**What you are asked to do:** Pictures in the records should not be copied, but every other part must be repeated exactly.

**Supplied records:**
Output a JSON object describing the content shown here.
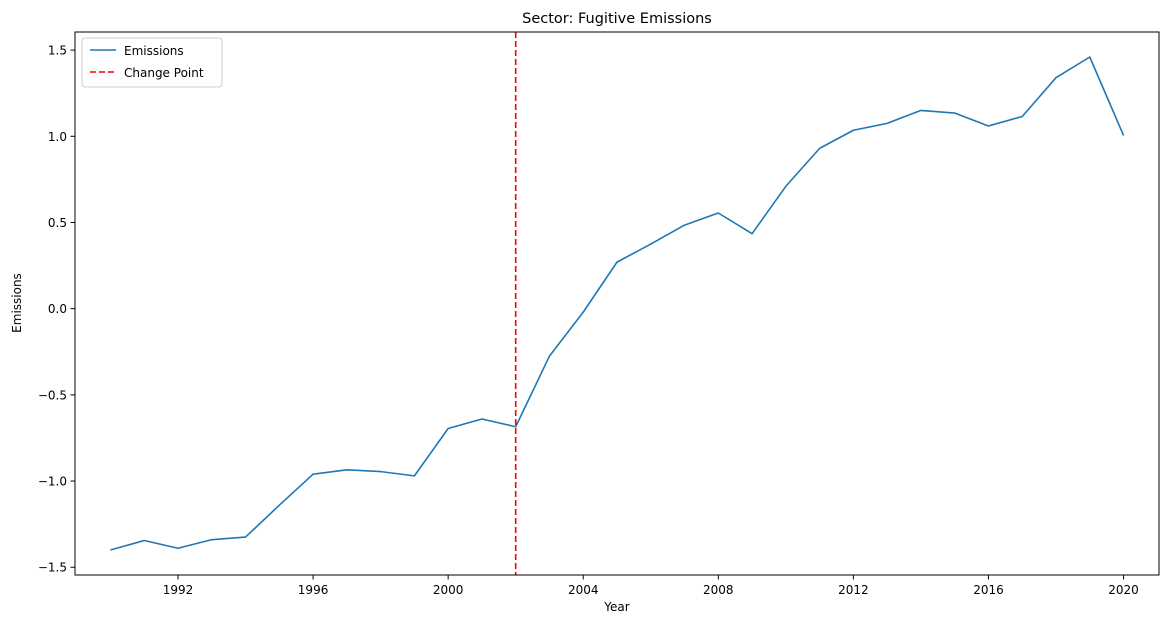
{
  "chart_data": {
    "type": "line",
    "title": "Sector: Fugitive Emissions",
    "xlabel": "Year",
    "ylabel": "Emissions",
    "xlim": [
      1988.95,
      2021.05
    ],
    "ylim": [
      -1.545,
      1.605
    ],
    "xticks": [
      1992,
      1996,
      2000,
      2004,
      2008,
      2012,
      2016,
      2020
    ],
    "yticks": [
      -1.5,
      -1.0,
      -0.5,
      0.0,
      0.5,
      1.0,
      1.5
    ],
    "ytick_labels": [
      "−1.5",
      "−1.0",
      "−0.5",
      "0.0",
      "0.5",
      "1.0",
      "1.5"
    ],
    "grid": false,
    "legend_position": "top-left",
    "series": [
      {
        "name": "Emissions",
        "color": "#1f77b4",
        "x": [
          1990,
          1991,
          1992,
          1993,
          1994,
          1995,
          1996,
          1997,
          1998,
          1999,
          2000,
          2001,
          2002,
          2003,
          2004,
          2005,
          2006,
          2007,
          2008,
          2009,
          2010,
          2011,
          2012,
          2013,
          2014,
          2015,
          2016,
          2017,
          2018,
          2019,
          2020
        ],
        "y": [
          -1.4,
          -1.345,
          -1.39,
          -1.34,
          -1.325,
          -1.14,
          -0.96,
          -0.935,
          -0.945,
          -0.97,
          -0.695,
          -0.64,
          -0.685,
          -0.275,
          -0.02,
          0.27,
          0.375,
          0.485,
          0.555,
          0.435,
          0.71,
          0.93,
          1.035,
          1.075,
          1.15,
          1.135,
          1.06,
          1.115,
          1.34,
          1.46,
          1.005
        ]
      }
    ],
    "change_point": {
      "name": "Change Point",
      "x": 2002,
      "color": "#ff0000",
      "style": "dashed"
    }
  }
}
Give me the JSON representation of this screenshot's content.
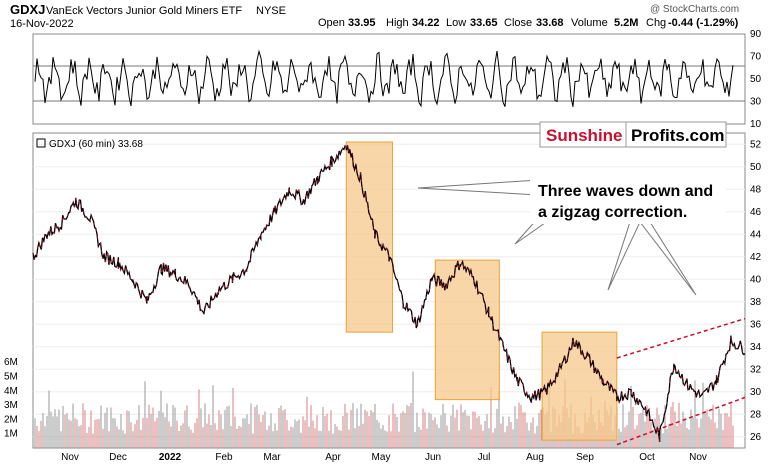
{
  "header": {
    "symbol": "GDXJ",
    "name": "VanEck Vectors Junior Gold Miners ETF",
    "exchange": "NYSE",
    "date": "16-Nov-2022",
    "open_label": "Open",
    "open": "33.95",
    "high_label": "High",
    "high": "34.22",
    "low_label": "Low",
    "low": "33.65",
    "close_label": "Close",
    "close": "33.68",
    "volume_label": "Volume",
    "volume": "5.2M",
    "chg_label": "Chg",
    "chg": "-0.44 (-1.29%)",
    "watermark": "@ StockCharts.com"
  },
  "brand": {
    "part1": "Sunshine",
    "part2": "Profits.com",
    "color1": "#c8102e"
  },
  "annotation": {
    "line1": "Three waves down and",
    "line2": "a zigzag correction."
  },
  "legend": {
    "text": "GDXJ (60 min) 33.68"
  },
  "colors": {
    "price_up": "#000000",
    "price_down": "#c8102e",
    "box_fill": "#f7c88a",
    "box_stroke": "#e8a33a",
    "trendline": "#c8102e",
    "rsi_line": "#000000",
    "volume_bar": "#d98080",
    "volume_grey": "#9a9a9a"
  },
  "chart_data": [
    {
      "type": "line",
      "panel": "rsi",
      "y_ticks": [
        10,
        30,
        50,
        70,
        90
      ],
      "ylim": [
        10,
        90
      ],
      "reference_lines": [
        30,
        70
      ],
      "months": [
        "Nov",
        "Dec",
        "2022",
        "Feb",
        "Mar",
        "Apr",
        "May",
        "Jun",
        "Jul",
        "Aug",
        "Sep",
        "Oct",
        "Nov"
      ]
    },
    {
      "type": "line",
      "panel": "price",
      "title": "GDXJ (60 min) 33.68",
      "ylim": [
        25,
        53
      ],
      "y_ticks": [
        26,
        28,
        30,
        32,
        34,
        36,
        38,
        40,
        42,
        44,
        46,
        48,
        50,
        52
      ],
      "months": [
        "Nov",
        "Dec",
        "2022",
        "Feb",
        "Mar",
        "Apr",
        "May",
        "Jun",
        "Jul",
        "Aug",
        "Sep",
        "Oct",
        "Nov"
      ],
      "x": [
        0,
        0.02,
        0.04,
        0.06,
        0.08,
        0.1,
        0.12,
        0.14,
        0.16,
        0.18,
        0.2,
        0.22,
        0.24,
        0.26,
        0.28,
        0.3,
        0.32,
        0.34,
        0.36,
        0.38,
        0.4,
        0.42,
        0.44,
        0.46,
        0.48,
        0.5,
        0.52,
        0.54,
        0.56,
        0.58,
        0.6,
        0.62,
        0.64,
        0.66,
        0.68,
        0.7,
        0.72,
        0.74,
        0.76,
        0.78,
        0.8,
        0.82,
        0.84,
        0.86,
        0.88,
        0.9,
        0.92,
        0.94,
        0.96,
        0.98,
        1.0
      ],
      "values": [
        42.0,
        44.0,
        45.0,
        47.0,
        45.5,
        42.0,
        41.5,
        40.0,
        38.0,
        41.0,
        40.5,
        39.5,
        37.0,
        39.0,
        40.0,
        41.0,
        44.0,
        46.0,
        48.0,
        47.0,
        49.0,
        50.5,
        52.0,
        49.0,
        44.0,
        42.0,
        38.0,
        36.0,
        40.0,
        39.5,
        41.5,
        40.0,
        37.0,
        34.0,
        31.0,
        29.5,
        30.0,
        32.0,
        34.5,
        33.0,
        31.0,
        29.5,
        30.0,
        28.5,
        26.0,
        32.5,
        30.5,
        29.5,
        31.0,
        34.5,
        33.8
      ],
      "boxes": [
        {
          "x0": 0.44,
          "x1": 0.505,
          "y0": 35.3,
          "y1": 52.2
        },
        {
          "x0": 0.565,
          "x1": 0.655,
          "y0": 29.3,
          "y1": 41.7
        },
        {
          "x0": 0.715,
          "x1": 0.82,
          "y0": 25.7,
          "y1": 35.3
        }
      ],
      "trendlines": [
        {
          "x0": 0.82,
          "y0": 33.0,
          "x1": 1.0,
          "y1": 36.5
        },
        {
          "x0": 0.82,
          "y0": 25.3,
          "x1": 1.0,
          "y1": 29.5
        }
      ]
    },
    {
      "type": "bar",
      "panel": "volume",
      "y_ticks": [
        "1M",
        "2M",
        "3M",
        "4M",
        "5M",
        "6M"
      ],
      "ylim": [
        0,
        6.5
      ]
    }
  ]
}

**Exercise result:**
Output a JSON object describing the content shown here.
{
  "chart_data": {
    "type": "line",
    "title": "Sector: Fugitive Emissions",
    "xlabel": "Year",
    "ylabel": "Emissions",
    "xlim": [
      1988.95,
      2021.05
    ],
    "ylim": [
      -1.545,
      1.605
    ],
    "xticks": [
      1992,
      1996,
      2000,
      2004,
      2008,
      2012,
      2016,
      2020
    ],
    "yticks": [
      -1.5,
      -1.0,
      -0.5,
      0.0,
      0.5,
      1.0,
      1.5
    ],
    "ytick_labels": [
      "−1.5",
      "−1.0",
      "−0.5",
      "0.0",
      "0.5",
      "1.0",
      "1.5"
    ],
    "grid": false,
    "legend_position": "top-left",
    "series": [
      {
        "name": "Emissions",
        "color": "#1f77b4",
        "x": [
          1990,
          1991,
          1992,
          1993,
          1994,
          1995,
          1996,
          1997,
          1998,
          1999,
          2000,
          2001,
          2002,
          2003,
          2004,
          2005,
          2006,
          2007,
          2008,
          2009,
          2010,
          2011,
          2012,
          2013,
          2014,
          2015,
          2016,
          2017,
          2018,
          2019,
          2020
        ],
        "y": [
          -1.4,
          -1.345,
          -1.39,
          -1.34,
          -1.325,
          -1.14,
          -0.96,
          -0.935,
          -0.945,
          -0.97,
          -0.695,
          -0.64,
          -0.685,
          -0.275,
          -0.02,
          0.27,
          0.375,
          0.485,
          0.555,
          0.435,
          0.71,
          0.93,
          1.035,
          1.075,
          1.15,
          1.135,
          1.06,
          1.115,
          1.34,
          1.46,
          1.005
        ]
      }
    ],
    "change_point": {
      "name": "Change Point",
      "x": 2002,
      "color": "#ff0000",
      "style": "dashed"
    }
  }
}
Give me the JSON representation of this screenshot's content.
{
  "header": {
    "symbol": "GDXJ",
    "name": "VanEck Vectors Junior Gold Miners ETF",
    "exchange": "NYSE",
    "date": "16-Nov-2022",
    "open_label": "Open",
    "open": "33.95",
    "high_label": "High",
    "high": "34.22",
    "low_label": "Low",
    "low": "33.65",
    "close_label": "Close",
    "close": "33.68",
    "volume_label": "Volume",
    "volume": "5.2M",
    "chg_label": "Chg",
    "chg": "-0.44 (-1.29%)",
    "watermark": "@ StockCharts.com"
  },
  "brand": {
    "part1": "Sunshine",
    "part2": "Profits.com",
    "color1": "#c8102e"
  },
  "annotation": {
    "line1": "Three waves down and",
    "line2": "a zigzag correction."
  },
  "legend": {
    "text": "GDXJ (60 min) 33.68"
  },
  "colors": {
    "price_up": "#000000",
    "price_down": "#c8102e",
    "box_fill": "#f7c88a",
    "box_stroke": "#e8a33a",
    "trendline": "#c8102e",
    "rsi_line": "#000000",
    "volume_bar": "#d98080",
    "volume_grey": "#9a9a9a"
  },
  "chart_data": [
    {
      "type": "line",
      "panel": "rsi",
      "y_ticks": [
        10,
        30,
        50,
        70,
        90
      ],
      "ylim": [
        10,
        90
      ],
      "reference_lines": [
        30,
        70
      ],
      "months": [
        "Nov",
        "Dec",
        "2022",
        "Feb",
        "Mar",
        "Apr",
        "May",
        "Jun",
        "Jul",
        "Aug",
        "Sep",
        "Oct",
        "Nov"
      ]
    },
    {
      "type": "line",
      "panel": "price",
      "title": "GDXJ (60 min) 33.68",
      "ylim": [
        25,
        53
      ],
      "y_ticks": [
        26,
        28,
        30,
        32,
        34,
        36,
        38,
        40,
        42,
        44,
        46,
        48,
        50,
        52
      ],
      "months": [
        "Nov",
        "Dec",
        "2022",
        "Feb",
        "Mar",
        "Apr",
        "May",
        "Jun",
        "Jul",
        "Aug",
        "Sep",
        "Oct",
        "Nov"
      ],
      "x": [
        0,
        0.02,
        0.04,
        0.06,
        0.08,
        0.1,
        0.12,
        0.14,
        0.16,
        0.18,
        0.2,
        0.22,
        0.24,
        0.26,
        0.28,
        0.3,
        0.32,
        0.34,
        0.36,
        0.38,
        0.4,
        0.42,
        0.44,
        0.46,
        0.48,
        0.5,
        0.52,
        0.54,
        0.56,
        0.58,
        0.6,
        0.62,
        0.64,
        0.66,
        0.68,
        0.7,
        0.72,
        0.74,
        0.76,
        0.78,
        0.8,
        0.82,
        0.84,
        0.86,
        0.88,
        0.9,
        0.92,
        0.94,
        0.96,
        0.98,
        1.0
      ],
      "values": [
        42.0,
        44.0,
        45.0,
        47.0,
        45.5,
        42.0,
        41.5,
        40.0,
        38.0,
        41.0,
        40.5,
        39.5,
        37.0,
        39.0,
        40.0,
        41.0,
        44.0,
        46.0,
        48.0,
        47.0,
        49.0,
        50.5,
        52.0,
        49.0,
        44.0,
        42.0,
        38.0,
        36.0,
        40.0,
        39.5,
        41.5,
        40.0,
        37.0,
        34.0,
        31.0,
        29.5,
        30.0,
        32.0,
        34.5,
        33.0,
        31.0,
        29.5,
        30.0,
        28.5,
        26.0,
        32.5,
        30.5,
        29.5,
        31.0,
        34.5,
        33.8
      ],
      "boxes": [
        {
          "x0": 0.44,
          "x1": 0.505,
          "y0": 35.3,
          "y1": 52.2
        },
        {
          "x0": 0.565,
          "x1": 0.655,
          "y0": 29.3,
          "y1": 41.7
        },
        {
          "x0": 0.715,
          "x1": 0.82,
          "y0": 25.7,
          "y1": 35.3
        }
      ],
      "trendlines": [
        {
          "x0": 0.82,
          "y0": 33.0,
          "x1": 1.0,
          "y1": 36.5
        },
        {
          "x0": 0.82,
          "y0": 25.3,
          "x1": 1.0,
          "y1": 29.5
        }
      ]
    },
    {
      "type": "bar",
      "panel": "volume",
      "y_ticks": [
        "1M",
        "2M",
        "3M",
        "4M",
        "5M",
        "6M"
      ],
      "ylim": [
        0,
        6.5
      ]
    }
  ]
}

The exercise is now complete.